# [Description of the task]
Find the lines below that contain the string "сталь". Copy each one.

# [Given entries]
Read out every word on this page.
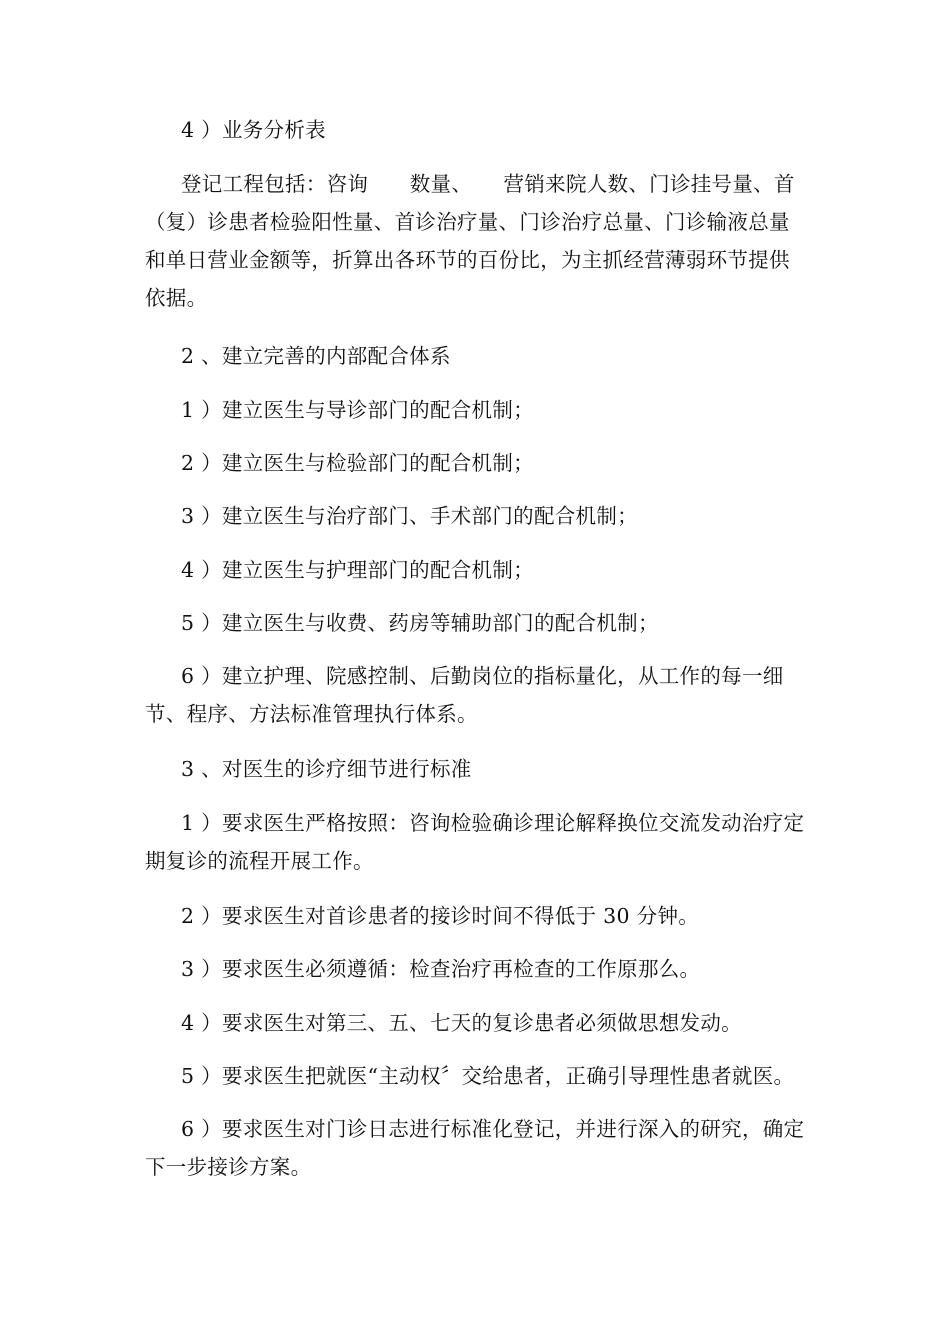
4 ）业务分析表

登记工程包括：咨询　　数量、　　营销来院人数、门诊挂号量、首（复）诊患者检验阳性量、首诊治疗量、门诊治疗总量、门诊输液总量和单日营业金额等，折算出各环节的百份比，为主抓经营薄弱环节提供依据。

2 、建立完善的内部配合体系

1 ）建立医生与导诊部门的配合机制；

2 ）建立医生与检验部门的配合机制；

3 ）建立医生与治疗部门、手术部门的配合机制；

4 ）建立医生与护理部门的配合机制；

5 ）建立医生与收费、药房等辅助部门的配合机制；

6 ）建立护理、院感控制、后勤岗位的指标量化，从工作的每一细节、程序、方法标准管理执行体系。

3 、对医生的诊疗细节进行标准

1 ）要求医生严格按照：咨询检验确诊理论解释换位交流发动治疗定期复诊的流程开展工作。

2 ）要求医生对首诊患者的接诊时间不得低于 30 分钟。

3 ）要求医生必须遵循：检查治疗再检查的工作原那么。

4 ）要求医生对第三、五、七天的复诊患者必须做思想发动。

5 ）要求医生把就医“主动权〞交给患者，正确引导理性患者就医。

6 ）要求医生对门诊日志进行标准化登记，并进行深入的研究，确定下一步接诊方案。
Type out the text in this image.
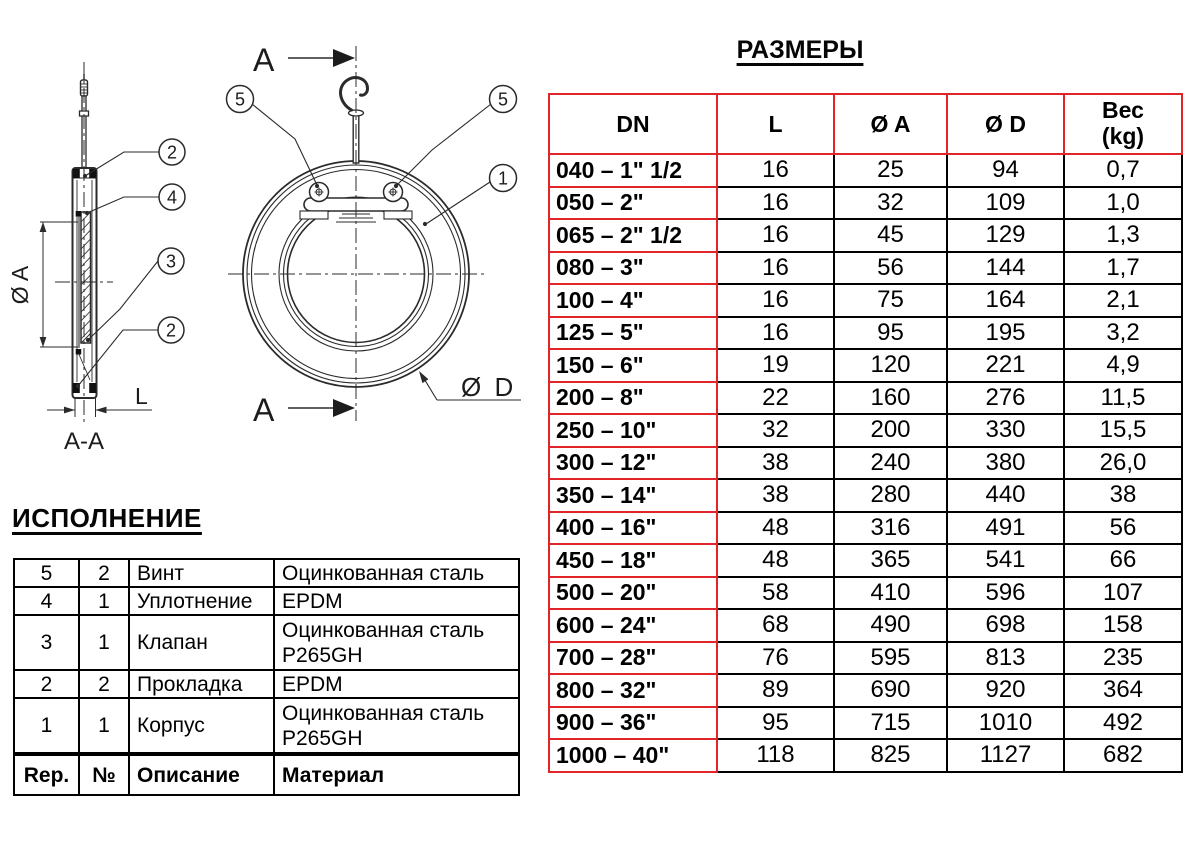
Ø A
L
A-A
2
4
3
2
A
A
Ø D
5	5
1
ИСПОЛНЕНИЕ
5	2	Винт	Оцинкованная сталь
4	1	Уплотнение	EPDM
3	1	Клапан	Оцинкованная сталь P265GH
2	2	Прокладка	EPDM
1	1	Корпус	Оцинкованная сталь P265GH
Rep.	№	Описание	Материал
РАЗМЕРЫ
DN	L	Ø A	Ø D	Вес (kg)
040 – 1" 1/2	16	25	94	0,7
050 – 2"	16	32	109	1,0
065 – 2" 1/2	16	45	129	1,3
080 – 3"	16	56	144	1,7
100 – 4"	16	75	164	2,1
125 – 5"	16	95	195	3,2
150 – 6"	19	120	221	4,9
200 – 8"	22	160	276	11,5
250 – 10"	32	200	330	15,5
300 – 12"	38	240	380	26,0
350 – 14"	38	280	440	38
400 – 16"	48	316	491	56
450 – 18"	48	365	541	66
500 – 20"	58	410	596	107
600 – 24"	68	490	698	158
700 – 28"	76	595	813	235
800 – 32"	89	690	920	364
900 – 36"	95	715	1010	492
1000 – 40"	118	825	1127	682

# [Reply]
5	2	Винт	Оцинкованная сталь
3	1	Клапан	Оцинкованная сталь P265GH
1	1	Корпус	Оцинкованная сталь P265GH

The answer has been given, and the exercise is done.